▸ MATERIAL

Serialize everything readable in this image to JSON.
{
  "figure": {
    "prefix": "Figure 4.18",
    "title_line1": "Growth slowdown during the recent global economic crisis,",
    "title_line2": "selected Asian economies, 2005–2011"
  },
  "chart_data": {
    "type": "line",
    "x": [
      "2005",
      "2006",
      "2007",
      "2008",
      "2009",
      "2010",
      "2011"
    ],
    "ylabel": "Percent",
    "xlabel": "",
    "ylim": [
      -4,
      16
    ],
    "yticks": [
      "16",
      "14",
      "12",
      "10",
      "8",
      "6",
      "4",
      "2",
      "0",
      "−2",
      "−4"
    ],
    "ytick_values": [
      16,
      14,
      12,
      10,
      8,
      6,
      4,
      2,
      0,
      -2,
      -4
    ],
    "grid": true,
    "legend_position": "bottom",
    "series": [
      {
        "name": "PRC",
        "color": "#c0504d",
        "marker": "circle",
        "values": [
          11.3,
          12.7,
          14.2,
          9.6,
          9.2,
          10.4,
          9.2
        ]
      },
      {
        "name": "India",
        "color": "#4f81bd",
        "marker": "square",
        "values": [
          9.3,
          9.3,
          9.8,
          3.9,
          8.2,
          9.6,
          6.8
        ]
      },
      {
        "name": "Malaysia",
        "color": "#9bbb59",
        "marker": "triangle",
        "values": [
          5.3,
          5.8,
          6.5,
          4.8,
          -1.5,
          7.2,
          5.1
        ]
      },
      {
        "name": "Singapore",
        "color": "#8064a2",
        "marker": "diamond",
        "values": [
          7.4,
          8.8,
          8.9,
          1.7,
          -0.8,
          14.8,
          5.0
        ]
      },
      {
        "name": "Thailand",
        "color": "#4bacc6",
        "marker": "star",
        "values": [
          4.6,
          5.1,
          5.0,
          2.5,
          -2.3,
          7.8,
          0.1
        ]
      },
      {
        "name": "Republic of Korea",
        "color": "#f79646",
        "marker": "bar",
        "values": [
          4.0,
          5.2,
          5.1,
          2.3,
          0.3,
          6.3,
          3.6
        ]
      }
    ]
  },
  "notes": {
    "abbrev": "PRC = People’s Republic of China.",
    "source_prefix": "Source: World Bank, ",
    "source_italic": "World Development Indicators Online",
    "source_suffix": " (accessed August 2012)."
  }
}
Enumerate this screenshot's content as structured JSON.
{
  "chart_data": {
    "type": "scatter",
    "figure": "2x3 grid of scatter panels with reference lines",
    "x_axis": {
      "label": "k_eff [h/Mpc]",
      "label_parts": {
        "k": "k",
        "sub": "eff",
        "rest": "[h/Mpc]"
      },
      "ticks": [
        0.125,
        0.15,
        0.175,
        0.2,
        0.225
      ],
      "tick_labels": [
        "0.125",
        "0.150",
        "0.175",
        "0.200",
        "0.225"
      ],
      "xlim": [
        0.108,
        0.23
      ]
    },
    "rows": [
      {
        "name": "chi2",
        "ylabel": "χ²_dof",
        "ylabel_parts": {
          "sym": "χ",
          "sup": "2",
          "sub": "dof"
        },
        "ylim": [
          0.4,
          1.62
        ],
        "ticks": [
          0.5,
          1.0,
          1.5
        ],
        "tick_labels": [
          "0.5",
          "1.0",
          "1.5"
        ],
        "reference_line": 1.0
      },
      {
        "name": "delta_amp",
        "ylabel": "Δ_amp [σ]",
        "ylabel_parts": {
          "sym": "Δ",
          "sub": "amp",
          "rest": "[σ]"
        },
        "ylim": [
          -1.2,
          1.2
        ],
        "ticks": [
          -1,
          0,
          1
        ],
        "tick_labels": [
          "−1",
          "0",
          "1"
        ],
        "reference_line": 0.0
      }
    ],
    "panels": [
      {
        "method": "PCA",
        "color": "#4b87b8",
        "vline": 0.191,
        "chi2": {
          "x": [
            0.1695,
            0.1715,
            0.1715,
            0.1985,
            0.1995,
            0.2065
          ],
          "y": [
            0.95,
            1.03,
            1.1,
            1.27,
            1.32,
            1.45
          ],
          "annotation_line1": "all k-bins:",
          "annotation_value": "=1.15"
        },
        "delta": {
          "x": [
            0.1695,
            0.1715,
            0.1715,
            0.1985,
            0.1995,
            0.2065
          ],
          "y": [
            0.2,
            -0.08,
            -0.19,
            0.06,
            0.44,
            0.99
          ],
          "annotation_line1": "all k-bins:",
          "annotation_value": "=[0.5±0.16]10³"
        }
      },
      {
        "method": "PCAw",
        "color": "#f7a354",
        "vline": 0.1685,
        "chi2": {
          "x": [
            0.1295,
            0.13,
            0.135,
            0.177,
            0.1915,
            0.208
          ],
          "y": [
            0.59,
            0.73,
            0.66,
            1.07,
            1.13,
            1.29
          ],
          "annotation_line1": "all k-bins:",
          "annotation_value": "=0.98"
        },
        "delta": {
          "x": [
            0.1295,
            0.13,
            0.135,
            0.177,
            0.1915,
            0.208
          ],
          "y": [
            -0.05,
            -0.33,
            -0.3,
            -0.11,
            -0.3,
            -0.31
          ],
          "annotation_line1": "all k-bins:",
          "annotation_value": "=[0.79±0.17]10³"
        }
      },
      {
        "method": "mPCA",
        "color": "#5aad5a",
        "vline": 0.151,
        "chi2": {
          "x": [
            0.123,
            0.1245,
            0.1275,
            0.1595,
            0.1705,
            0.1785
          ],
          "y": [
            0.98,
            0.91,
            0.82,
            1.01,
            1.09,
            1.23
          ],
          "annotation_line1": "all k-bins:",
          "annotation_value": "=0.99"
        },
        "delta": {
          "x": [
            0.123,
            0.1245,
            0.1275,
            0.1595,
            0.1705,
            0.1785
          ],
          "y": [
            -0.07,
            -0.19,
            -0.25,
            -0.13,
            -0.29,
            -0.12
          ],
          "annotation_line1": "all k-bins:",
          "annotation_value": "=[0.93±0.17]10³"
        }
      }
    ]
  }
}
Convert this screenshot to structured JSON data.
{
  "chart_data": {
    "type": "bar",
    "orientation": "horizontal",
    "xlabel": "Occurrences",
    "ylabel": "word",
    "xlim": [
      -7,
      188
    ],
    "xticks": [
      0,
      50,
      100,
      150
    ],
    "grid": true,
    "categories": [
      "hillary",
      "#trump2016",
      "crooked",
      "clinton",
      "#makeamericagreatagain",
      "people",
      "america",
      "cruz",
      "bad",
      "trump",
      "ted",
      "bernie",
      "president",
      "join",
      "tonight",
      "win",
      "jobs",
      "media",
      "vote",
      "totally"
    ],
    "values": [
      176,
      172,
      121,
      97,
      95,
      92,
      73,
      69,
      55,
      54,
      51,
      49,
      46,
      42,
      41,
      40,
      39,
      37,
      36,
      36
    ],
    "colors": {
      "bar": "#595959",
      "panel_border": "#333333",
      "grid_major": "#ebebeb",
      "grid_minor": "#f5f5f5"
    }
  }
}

▸ EXERCISE
Find the lines containing "Republic" and list every one of them.

▸ WRITTEN REPLY
        "name": "Republic of Korea",
    "abbrev": "PRC = People’s Republic of China.",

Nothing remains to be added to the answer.